### WHAT NEEDS TO BE DONE
Can you collect every row below that contains the string "menu"?

(Items in a dataset)
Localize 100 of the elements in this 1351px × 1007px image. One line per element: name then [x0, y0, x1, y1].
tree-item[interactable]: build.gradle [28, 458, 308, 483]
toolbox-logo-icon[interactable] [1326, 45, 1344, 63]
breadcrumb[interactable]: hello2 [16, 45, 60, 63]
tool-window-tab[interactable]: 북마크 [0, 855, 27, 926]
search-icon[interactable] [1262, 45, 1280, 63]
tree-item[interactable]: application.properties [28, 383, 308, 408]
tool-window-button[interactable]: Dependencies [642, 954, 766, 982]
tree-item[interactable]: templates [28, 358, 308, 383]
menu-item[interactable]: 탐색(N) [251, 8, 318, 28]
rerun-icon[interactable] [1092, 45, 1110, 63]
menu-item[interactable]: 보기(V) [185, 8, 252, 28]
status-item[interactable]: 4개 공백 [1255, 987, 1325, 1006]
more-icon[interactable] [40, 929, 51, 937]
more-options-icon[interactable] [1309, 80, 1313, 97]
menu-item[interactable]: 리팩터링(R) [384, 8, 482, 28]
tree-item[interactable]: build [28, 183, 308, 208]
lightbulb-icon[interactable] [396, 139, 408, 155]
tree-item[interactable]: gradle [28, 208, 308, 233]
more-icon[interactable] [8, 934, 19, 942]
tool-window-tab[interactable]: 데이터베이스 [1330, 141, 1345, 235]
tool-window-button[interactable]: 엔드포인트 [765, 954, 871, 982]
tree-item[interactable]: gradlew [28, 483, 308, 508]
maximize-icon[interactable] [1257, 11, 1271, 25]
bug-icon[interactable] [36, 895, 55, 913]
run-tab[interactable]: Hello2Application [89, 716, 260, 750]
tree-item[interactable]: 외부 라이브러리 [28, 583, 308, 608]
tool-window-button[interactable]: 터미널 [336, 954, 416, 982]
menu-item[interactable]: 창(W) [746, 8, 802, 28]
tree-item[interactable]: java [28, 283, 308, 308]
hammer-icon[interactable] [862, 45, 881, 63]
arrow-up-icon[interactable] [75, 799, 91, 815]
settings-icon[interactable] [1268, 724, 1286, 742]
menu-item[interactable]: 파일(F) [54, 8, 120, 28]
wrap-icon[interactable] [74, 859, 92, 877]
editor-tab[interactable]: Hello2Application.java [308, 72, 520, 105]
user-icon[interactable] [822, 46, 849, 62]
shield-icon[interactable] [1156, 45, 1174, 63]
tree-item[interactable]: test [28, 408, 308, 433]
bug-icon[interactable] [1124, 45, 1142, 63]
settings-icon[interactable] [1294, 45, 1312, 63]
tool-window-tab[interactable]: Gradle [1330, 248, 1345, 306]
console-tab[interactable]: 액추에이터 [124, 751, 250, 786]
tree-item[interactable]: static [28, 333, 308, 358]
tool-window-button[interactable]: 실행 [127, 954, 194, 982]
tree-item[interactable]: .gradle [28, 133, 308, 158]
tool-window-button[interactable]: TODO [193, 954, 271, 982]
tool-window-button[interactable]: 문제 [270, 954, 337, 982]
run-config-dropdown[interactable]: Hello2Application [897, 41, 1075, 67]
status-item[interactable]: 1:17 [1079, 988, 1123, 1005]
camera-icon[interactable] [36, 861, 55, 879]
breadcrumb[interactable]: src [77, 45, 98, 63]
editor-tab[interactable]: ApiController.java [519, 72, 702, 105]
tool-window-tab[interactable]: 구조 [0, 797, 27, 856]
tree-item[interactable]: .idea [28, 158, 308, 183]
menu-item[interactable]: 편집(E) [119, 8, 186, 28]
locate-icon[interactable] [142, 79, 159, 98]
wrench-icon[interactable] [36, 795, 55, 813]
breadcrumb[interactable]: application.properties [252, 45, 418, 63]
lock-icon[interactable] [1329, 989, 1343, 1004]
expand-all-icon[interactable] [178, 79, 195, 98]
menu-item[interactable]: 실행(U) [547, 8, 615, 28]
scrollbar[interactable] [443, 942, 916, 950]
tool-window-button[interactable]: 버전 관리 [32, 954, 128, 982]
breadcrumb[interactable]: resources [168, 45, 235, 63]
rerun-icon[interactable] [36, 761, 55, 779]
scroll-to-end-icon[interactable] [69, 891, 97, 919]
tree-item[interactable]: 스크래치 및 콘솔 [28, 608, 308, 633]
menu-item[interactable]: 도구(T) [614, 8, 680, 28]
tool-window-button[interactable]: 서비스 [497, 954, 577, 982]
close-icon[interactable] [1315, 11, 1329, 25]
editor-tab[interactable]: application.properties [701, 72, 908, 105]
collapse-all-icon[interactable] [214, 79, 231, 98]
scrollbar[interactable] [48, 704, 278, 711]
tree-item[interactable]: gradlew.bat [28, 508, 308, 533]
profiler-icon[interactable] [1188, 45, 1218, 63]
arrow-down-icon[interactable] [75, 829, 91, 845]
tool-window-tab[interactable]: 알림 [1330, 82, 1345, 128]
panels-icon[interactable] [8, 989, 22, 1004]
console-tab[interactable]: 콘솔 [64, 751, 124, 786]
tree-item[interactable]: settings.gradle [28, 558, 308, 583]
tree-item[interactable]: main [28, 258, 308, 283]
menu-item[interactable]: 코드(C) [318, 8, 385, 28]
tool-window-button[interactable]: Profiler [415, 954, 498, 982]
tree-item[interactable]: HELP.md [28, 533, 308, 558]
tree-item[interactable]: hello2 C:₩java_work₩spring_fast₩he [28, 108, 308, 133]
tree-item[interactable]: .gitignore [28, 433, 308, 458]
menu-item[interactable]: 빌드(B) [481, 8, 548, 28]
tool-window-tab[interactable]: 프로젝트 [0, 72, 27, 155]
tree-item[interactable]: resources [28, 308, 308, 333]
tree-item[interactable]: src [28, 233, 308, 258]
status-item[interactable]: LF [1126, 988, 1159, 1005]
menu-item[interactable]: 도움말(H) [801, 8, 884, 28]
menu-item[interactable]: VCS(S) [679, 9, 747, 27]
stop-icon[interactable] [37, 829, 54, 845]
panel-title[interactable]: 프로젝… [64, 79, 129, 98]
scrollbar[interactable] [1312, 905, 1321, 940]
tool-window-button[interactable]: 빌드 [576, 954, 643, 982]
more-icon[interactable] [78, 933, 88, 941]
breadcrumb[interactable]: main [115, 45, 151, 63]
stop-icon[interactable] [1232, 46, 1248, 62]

### ANSWER TO THE PROBLEM
menu-item[interactable]: 탐색(N) [251, 8, 318, 28]
menu-item[interactable]: 보기(V) [185, 8, 252, 28]
menu-item[interactable]: 리팩터링(R) [384, 8, 482, 28]
menu-item[interactable]: 창(W) [746, 8, 802, 28]
menu-item[interactable]: 파일(F) [54, 8, 120, 28]
menu-item[interactable]: 편집(E) [119, 8, 186, 28]
menu-item[interactable]: 실행(U) [547, 8, 615, 28]
menu-item[interactable]: 도구(T) [614, 8, 680, 28]
menu-item[interactable]: 코드(C) [318, 8, 385, 28]
menu-item[interactable]: 빌드(B) [481, 8, 548, 28]
menu-item[interactable]: 도움말(H) [801, 8, 884, 28]
menu-item[interactable]: VCS(S) [679, 9, 747, 27]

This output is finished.